Objective »
Please count the lines of the items that hold the string "profile" and give only the number.

Records for the exercise »
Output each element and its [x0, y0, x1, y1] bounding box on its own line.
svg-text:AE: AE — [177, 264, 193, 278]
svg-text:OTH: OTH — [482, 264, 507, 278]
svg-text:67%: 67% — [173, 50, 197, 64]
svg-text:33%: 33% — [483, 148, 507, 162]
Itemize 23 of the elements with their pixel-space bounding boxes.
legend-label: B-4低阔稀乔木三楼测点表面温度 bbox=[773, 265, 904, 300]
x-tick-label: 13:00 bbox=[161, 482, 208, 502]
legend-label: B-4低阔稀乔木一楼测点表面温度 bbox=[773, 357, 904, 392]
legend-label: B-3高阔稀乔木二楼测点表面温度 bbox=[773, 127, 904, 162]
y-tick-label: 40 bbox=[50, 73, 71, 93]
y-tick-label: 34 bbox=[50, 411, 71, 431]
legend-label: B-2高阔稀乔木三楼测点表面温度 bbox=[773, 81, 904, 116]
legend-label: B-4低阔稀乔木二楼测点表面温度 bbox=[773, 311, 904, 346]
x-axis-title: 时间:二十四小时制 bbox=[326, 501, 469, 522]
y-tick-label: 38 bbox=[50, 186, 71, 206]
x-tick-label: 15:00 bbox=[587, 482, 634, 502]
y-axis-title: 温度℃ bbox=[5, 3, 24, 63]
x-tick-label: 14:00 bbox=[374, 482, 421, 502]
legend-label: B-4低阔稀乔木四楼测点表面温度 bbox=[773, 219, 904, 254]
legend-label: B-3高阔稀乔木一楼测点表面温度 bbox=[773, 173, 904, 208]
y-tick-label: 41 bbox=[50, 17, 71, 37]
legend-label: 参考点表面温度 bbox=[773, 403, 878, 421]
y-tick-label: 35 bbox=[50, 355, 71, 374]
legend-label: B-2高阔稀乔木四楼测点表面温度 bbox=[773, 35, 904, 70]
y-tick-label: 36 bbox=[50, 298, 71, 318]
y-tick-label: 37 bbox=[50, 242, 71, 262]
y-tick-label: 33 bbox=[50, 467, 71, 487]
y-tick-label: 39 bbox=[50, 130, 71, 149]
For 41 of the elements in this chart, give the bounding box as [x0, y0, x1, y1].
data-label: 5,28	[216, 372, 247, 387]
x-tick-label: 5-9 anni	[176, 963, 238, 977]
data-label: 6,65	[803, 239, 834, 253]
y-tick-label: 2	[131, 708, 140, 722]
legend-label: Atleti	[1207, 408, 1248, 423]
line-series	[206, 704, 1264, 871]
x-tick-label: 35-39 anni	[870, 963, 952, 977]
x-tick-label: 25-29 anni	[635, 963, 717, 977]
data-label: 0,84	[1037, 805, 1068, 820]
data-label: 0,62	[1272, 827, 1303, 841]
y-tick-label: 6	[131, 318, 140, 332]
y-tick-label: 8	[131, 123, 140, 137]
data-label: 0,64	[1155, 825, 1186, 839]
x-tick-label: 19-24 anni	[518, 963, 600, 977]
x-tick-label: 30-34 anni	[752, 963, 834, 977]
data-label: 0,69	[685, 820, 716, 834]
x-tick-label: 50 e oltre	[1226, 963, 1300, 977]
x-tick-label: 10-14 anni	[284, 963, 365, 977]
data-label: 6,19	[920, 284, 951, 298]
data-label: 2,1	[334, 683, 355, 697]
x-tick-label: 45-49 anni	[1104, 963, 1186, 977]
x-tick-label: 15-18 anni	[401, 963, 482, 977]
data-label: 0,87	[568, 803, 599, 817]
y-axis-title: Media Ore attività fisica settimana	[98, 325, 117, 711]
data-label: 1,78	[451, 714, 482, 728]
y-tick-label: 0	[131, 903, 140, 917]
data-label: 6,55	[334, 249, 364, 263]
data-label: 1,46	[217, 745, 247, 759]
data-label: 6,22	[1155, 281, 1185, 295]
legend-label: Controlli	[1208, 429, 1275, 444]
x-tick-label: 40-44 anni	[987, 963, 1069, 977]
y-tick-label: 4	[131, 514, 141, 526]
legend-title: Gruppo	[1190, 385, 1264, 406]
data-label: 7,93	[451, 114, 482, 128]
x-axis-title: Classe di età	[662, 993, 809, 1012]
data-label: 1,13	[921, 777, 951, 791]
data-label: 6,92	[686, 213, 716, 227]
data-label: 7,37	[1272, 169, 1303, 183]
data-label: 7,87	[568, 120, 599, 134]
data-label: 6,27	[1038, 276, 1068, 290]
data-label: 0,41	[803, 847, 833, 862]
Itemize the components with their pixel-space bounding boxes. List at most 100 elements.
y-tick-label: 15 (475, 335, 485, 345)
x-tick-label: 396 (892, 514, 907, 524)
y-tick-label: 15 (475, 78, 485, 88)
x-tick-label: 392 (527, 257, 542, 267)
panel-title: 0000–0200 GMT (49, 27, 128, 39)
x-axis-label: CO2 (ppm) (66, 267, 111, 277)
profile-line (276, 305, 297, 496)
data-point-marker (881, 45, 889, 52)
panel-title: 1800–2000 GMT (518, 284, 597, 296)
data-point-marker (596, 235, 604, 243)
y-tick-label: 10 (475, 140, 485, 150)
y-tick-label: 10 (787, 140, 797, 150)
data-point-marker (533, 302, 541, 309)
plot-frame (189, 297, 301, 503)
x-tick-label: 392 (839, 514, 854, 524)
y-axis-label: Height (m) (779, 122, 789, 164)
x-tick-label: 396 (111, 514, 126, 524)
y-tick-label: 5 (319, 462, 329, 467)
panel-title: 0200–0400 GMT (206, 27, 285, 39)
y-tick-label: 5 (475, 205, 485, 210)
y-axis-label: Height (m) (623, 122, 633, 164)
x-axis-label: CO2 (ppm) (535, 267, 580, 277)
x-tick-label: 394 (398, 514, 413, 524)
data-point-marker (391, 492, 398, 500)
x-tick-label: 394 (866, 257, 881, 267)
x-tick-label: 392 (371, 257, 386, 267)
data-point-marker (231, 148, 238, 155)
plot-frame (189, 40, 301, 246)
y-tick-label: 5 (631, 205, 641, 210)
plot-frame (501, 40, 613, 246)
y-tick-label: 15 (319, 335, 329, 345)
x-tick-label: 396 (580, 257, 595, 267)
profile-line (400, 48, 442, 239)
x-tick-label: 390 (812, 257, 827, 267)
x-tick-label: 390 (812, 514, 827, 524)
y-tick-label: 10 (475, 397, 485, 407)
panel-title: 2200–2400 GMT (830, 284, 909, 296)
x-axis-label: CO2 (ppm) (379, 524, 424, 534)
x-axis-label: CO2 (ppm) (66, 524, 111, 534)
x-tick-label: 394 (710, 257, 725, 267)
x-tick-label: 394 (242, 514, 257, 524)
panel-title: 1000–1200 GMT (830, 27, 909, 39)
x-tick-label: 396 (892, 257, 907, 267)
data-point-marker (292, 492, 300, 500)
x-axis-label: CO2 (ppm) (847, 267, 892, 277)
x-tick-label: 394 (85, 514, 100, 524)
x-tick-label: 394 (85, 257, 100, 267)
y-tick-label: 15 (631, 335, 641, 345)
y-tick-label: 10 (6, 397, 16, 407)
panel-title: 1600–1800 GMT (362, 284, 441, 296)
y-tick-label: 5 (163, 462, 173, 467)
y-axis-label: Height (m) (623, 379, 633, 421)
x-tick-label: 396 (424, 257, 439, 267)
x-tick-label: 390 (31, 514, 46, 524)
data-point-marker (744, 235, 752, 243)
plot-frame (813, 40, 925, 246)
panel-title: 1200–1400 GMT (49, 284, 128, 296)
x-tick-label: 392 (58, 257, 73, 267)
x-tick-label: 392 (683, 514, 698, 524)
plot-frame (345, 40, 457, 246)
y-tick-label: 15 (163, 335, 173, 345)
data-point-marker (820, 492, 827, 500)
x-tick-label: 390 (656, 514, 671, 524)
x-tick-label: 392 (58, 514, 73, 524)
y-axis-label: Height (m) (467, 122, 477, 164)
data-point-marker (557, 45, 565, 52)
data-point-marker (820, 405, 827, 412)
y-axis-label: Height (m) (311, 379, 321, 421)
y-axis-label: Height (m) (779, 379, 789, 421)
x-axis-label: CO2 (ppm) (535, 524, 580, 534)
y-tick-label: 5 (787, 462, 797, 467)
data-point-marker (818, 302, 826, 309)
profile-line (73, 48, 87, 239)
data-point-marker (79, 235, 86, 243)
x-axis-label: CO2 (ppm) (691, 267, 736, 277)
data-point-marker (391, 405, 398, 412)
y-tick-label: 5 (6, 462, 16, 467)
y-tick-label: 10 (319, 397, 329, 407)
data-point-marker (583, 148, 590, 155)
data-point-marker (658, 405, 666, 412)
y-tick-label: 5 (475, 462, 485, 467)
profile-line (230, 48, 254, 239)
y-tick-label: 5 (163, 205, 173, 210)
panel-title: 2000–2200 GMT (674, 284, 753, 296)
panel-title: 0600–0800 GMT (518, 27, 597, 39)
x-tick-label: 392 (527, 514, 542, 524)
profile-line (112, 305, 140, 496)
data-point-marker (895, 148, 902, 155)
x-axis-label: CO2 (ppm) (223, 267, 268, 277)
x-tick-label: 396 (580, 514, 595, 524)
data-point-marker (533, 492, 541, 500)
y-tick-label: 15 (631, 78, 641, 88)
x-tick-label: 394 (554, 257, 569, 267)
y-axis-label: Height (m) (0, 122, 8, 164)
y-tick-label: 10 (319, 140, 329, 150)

Result of the task »
5